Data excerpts
>> Start

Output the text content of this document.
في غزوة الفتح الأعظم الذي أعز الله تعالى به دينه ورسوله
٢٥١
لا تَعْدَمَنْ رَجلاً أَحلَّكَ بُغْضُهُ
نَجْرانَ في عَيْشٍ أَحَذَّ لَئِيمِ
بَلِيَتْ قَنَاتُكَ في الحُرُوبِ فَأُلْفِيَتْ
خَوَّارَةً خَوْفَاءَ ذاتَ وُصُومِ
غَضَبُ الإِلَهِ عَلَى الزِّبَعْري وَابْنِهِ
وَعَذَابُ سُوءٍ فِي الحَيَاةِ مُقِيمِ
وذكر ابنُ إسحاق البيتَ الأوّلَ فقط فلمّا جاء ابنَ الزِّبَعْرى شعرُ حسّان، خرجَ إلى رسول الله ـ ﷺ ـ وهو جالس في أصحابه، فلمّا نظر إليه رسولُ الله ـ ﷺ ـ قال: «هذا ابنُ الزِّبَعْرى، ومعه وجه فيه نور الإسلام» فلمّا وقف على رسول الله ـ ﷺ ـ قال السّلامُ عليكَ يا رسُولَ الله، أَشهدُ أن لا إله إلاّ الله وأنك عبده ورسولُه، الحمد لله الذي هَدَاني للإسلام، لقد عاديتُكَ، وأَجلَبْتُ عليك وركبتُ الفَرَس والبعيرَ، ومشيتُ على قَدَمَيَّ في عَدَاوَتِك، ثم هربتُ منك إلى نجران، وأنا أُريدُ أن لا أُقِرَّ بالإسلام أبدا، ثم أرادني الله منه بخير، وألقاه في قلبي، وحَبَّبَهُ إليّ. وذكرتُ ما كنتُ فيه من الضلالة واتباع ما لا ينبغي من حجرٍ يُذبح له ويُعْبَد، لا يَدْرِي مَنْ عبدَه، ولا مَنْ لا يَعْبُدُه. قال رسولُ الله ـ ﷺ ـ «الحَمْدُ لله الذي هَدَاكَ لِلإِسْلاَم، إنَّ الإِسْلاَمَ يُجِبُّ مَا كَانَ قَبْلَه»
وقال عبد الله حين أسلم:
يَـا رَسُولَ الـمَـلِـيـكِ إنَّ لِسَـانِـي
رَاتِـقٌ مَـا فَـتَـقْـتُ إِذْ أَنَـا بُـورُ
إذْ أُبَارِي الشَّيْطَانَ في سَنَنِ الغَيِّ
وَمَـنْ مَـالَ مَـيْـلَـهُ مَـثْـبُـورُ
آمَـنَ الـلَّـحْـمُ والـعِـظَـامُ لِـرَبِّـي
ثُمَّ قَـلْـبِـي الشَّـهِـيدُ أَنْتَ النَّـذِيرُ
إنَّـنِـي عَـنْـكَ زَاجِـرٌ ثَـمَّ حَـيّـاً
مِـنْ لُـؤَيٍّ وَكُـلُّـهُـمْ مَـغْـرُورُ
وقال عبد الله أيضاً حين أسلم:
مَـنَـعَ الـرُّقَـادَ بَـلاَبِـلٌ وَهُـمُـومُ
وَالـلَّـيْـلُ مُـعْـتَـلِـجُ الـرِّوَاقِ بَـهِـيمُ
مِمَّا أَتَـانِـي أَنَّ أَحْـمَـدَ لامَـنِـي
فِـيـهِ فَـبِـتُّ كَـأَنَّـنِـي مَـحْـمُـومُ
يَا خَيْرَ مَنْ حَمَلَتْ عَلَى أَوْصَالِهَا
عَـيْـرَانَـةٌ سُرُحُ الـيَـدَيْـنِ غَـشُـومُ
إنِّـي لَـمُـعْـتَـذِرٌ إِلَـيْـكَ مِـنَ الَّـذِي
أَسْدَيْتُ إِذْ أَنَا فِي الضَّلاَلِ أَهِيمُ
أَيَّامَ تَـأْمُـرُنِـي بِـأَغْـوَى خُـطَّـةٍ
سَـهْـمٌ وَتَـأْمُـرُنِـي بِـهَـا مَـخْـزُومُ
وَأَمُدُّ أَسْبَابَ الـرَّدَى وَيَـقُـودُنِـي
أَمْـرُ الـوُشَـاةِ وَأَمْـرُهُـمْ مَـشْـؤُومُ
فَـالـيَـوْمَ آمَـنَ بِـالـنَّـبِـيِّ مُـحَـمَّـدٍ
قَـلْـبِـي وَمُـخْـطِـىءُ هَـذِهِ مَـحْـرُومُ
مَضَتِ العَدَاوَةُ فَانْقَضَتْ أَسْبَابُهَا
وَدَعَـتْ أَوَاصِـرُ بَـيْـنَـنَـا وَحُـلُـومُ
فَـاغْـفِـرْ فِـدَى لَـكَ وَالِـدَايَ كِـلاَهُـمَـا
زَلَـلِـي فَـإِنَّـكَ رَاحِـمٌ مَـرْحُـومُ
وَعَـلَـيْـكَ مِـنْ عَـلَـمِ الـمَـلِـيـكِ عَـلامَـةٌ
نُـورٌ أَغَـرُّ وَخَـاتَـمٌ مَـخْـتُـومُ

>> End

→ **WHAT IS REQUIRED**
Each line that has the word "أسلم" should be copied.

→ **CORRECT ANSWER**
وقال عبد الله حين أسلم:
وقال عبد الله أيضاً حين أسلم:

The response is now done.